===== Supplied passage
Metamath Proof Explorer

Theorem swapf1val

Description: The object part of the swap functor. See also swapf1vala . (Contributed by Zhi Wang, 7-Oct-2025)

Ref Expression
Hypotheses swapfval.c 
|- ( ph -> C e. U )
swapfval.d 
|- ( ph -> D e. V )
swapf2fvala.s 
|- S = ( C Xc. D )
swapf2fvala.b 
|- B = ( Base ` S )
swapf1val.o 
|- ( ph -> ( C swapF D ) = <. O , P >. )
Assertion swapf1val 
|- ( ph -> O = ( x e. B |-> U. `' { x } ) )

Proof

Step Hyp Ref Expression
1 swapfval.c 
 |-  ( ph -> C e. U )
2 swapfval.d 
 |-  ( ph -> D e. V )
3 swapf2fvala.s 
 |-  S = ( C Xc. D )
4 swapf2fvala.b 
 |-  B = ( Base ` S )
5 swapf1val.o 
 |-  ( ph -> ( C swapF D ) = <. O , P >. )
6 5 fveq2d 
 |-  ( ph -> ( 1st ` ( C swapF D ) ) = ( 1st ` <. O , P >. ) )
==========
===== Information supplied
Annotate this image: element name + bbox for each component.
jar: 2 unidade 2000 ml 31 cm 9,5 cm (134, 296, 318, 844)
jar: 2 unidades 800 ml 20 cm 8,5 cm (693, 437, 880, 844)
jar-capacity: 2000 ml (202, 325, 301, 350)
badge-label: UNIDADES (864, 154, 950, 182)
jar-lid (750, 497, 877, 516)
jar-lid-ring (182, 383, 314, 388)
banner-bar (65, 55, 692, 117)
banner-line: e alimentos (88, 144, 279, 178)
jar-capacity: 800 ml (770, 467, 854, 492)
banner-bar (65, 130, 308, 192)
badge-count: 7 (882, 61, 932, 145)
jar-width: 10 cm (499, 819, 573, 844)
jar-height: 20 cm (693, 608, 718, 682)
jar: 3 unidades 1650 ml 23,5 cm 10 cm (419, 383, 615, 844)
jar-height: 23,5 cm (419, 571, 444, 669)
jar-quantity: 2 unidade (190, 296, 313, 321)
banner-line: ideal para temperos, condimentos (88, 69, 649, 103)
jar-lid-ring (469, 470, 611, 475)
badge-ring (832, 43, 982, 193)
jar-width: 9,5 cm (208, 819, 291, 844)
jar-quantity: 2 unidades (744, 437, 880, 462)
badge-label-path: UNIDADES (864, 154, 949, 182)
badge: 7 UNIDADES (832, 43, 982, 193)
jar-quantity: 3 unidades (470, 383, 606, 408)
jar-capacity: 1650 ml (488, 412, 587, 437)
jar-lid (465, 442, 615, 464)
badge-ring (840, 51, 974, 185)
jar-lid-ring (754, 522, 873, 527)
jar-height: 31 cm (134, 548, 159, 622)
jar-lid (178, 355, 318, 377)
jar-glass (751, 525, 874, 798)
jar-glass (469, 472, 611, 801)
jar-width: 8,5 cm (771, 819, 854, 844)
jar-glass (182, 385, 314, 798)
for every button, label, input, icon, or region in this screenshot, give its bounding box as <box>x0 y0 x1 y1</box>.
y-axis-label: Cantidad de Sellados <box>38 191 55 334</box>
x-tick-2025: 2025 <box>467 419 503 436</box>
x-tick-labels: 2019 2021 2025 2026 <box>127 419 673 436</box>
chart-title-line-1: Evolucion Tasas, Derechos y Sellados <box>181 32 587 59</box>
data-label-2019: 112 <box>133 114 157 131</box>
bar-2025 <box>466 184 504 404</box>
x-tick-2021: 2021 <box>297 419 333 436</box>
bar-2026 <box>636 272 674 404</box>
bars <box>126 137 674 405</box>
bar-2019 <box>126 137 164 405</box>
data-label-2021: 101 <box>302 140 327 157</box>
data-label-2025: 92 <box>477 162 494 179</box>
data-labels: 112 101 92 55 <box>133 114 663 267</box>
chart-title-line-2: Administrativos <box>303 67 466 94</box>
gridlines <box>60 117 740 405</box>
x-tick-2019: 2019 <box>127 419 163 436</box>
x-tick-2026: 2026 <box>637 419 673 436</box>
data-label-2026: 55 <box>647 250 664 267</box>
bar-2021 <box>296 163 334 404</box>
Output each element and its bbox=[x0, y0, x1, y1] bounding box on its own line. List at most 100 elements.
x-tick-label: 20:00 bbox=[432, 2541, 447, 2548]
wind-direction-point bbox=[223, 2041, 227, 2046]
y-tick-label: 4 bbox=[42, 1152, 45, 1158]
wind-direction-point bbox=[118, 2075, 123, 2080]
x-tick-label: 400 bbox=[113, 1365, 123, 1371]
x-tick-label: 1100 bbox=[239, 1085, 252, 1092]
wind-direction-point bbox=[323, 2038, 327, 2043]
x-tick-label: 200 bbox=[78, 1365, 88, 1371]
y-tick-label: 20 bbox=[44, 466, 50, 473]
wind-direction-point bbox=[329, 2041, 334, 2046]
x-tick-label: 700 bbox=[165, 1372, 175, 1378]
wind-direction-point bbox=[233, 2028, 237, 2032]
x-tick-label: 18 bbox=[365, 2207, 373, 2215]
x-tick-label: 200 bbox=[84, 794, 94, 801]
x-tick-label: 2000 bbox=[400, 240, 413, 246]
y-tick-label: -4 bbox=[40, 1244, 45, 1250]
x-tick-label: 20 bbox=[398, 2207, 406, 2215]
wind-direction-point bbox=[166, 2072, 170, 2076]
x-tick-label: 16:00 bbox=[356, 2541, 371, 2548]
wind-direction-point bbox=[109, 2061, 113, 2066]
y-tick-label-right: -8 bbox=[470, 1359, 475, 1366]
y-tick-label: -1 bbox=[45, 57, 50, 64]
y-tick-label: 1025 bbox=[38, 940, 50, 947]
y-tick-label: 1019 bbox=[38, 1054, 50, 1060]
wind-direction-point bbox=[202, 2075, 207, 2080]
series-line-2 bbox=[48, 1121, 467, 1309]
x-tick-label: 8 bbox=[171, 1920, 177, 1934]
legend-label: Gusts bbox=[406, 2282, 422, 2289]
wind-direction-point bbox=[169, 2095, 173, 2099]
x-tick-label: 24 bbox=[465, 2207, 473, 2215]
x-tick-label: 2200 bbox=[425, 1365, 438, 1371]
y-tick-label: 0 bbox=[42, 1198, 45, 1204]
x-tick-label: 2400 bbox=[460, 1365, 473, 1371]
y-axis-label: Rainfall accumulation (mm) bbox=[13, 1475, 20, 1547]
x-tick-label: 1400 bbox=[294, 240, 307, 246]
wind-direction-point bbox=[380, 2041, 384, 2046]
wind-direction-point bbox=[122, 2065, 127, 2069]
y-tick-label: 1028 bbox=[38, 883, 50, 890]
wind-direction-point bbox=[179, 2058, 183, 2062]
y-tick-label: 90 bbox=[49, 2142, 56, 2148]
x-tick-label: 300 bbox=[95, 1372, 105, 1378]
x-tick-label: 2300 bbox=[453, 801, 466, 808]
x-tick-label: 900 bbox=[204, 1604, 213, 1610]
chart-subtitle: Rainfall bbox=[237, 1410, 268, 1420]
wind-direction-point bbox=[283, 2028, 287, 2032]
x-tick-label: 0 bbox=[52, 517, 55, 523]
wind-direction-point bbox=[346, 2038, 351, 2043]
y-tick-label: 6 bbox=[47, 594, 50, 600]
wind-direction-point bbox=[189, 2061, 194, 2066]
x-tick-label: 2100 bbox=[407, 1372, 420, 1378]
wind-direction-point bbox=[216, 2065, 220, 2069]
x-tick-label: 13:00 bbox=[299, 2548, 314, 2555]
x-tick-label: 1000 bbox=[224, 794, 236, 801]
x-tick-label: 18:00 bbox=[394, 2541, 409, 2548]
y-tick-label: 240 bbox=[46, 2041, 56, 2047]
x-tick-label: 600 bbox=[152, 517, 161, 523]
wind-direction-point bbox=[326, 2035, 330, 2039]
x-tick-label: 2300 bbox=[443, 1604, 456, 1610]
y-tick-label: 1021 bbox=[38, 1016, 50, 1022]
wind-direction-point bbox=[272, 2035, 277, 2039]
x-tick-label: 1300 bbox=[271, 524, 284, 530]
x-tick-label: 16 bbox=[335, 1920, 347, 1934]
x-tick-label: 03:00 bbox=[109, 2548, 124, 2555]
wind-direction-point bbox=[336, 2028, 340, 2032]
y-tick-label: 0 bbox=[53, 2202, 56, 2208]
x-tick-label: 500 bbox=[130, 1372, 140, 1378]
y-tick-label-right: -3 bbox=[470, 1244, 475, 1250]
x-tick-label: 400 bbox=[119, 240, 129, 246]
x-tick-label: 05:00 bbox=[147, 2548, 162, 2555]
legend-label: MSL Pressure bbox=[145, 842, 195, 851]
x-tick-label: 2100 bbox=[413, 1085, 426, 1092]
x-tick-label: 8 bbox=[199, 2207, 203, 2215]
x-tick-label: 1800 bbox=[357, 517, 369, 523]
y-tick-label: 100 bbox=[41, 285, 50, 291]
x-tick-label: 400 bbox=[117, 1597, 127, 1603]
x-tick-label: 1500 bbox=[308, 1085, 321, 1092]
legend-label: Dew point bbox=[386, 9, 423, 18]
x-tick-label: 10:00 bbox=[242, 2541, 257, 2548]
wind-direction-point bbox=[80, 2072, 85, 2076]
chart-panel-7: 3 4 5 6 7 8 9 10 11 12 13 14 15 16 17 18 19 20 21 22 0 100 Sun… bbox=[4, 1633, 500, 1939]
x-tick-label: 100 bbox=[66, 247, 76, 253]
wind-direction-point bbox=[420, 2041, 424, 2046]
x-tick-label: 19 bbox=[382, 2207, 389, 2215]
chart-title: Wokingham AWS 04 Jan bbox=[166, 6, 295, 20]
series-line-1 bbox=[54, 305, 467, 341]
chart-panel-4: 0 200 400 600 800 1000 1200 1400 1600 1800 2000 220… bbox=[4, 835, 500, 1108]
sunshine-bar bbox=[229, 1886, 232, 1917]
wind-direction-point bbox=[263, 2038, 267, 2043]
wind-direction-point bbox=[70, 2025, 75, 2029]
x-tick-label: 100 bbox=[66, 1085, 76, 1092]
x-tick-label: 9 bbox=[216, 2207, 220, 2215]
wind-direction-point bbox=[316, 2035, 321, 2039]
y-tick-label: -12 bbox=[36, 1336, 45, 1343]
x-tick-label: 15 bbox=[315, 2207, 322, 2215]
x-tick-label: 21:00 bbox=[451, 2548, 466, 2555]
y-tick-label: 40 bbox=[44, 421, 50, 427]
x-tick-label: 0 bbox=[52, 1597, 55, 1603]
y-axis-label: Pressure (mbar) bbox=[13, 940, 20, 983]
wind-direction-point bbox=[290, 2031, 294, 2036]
==========
-- Task instructions --
A - Using the swapf1val page, explain how step 6 of the proof is obtained.
B - List every hypothesis label given on the swapf1val page.
C - Take the swapf1val page further by writing the proof steps that come after step 6.
The entries have no connection to the swapf1val page.

-- Results of the tasks --
A - Step 6 comes from applying fveq2d to step 5. It takes the 1st of both sides of the equation ( C swapF D ) = <. O , P >., which gives ( 1st ` ( C swapF D ) ) = ( 1st ` <. O , P >. ) under ph.

B - swapfval.c, swapfval.d, swapf2fvala.s, swapf2fvala.b, swapf1val.o

C -
7 1 2 3 4 swapf1vala 
 |-  ( ph -> ( 1st ` ( C swapF D ) ) = ( x e. B |-> U. `' { x } ) )
8 1 2 swapfelvv 
 |-  ( ph -> ( C swapF D ) e. ( _V X. _V ) )
9 5 8 eqeltrrd 
 |-  ( ph -> <. O , P >. e. ( _V X. _V ) )
10 opelxp 
 |-  ( <. O , P >. e. ( _V X. _V ) <-> ( O e. _V /\ P e. _V ) )
11 10 biimpi 
 |-  ( <. O , P >. e. ( _V X. _V ) -> ( O e. _V /\ P e. _V ) )
12 op1stg 
 |-  ( ( O e. _V /\ P e. _V ) -> ( 1st ` <. O , P >. ) = O )
13 9 11 12 3syl 
 |-  ( ph -> ( 1st ` <. O , P >. ) = O )
14 6 7 13 3eqtr3rd 
 |-  ( ph -> O = ( x e. B |-> U. `' { x } ) )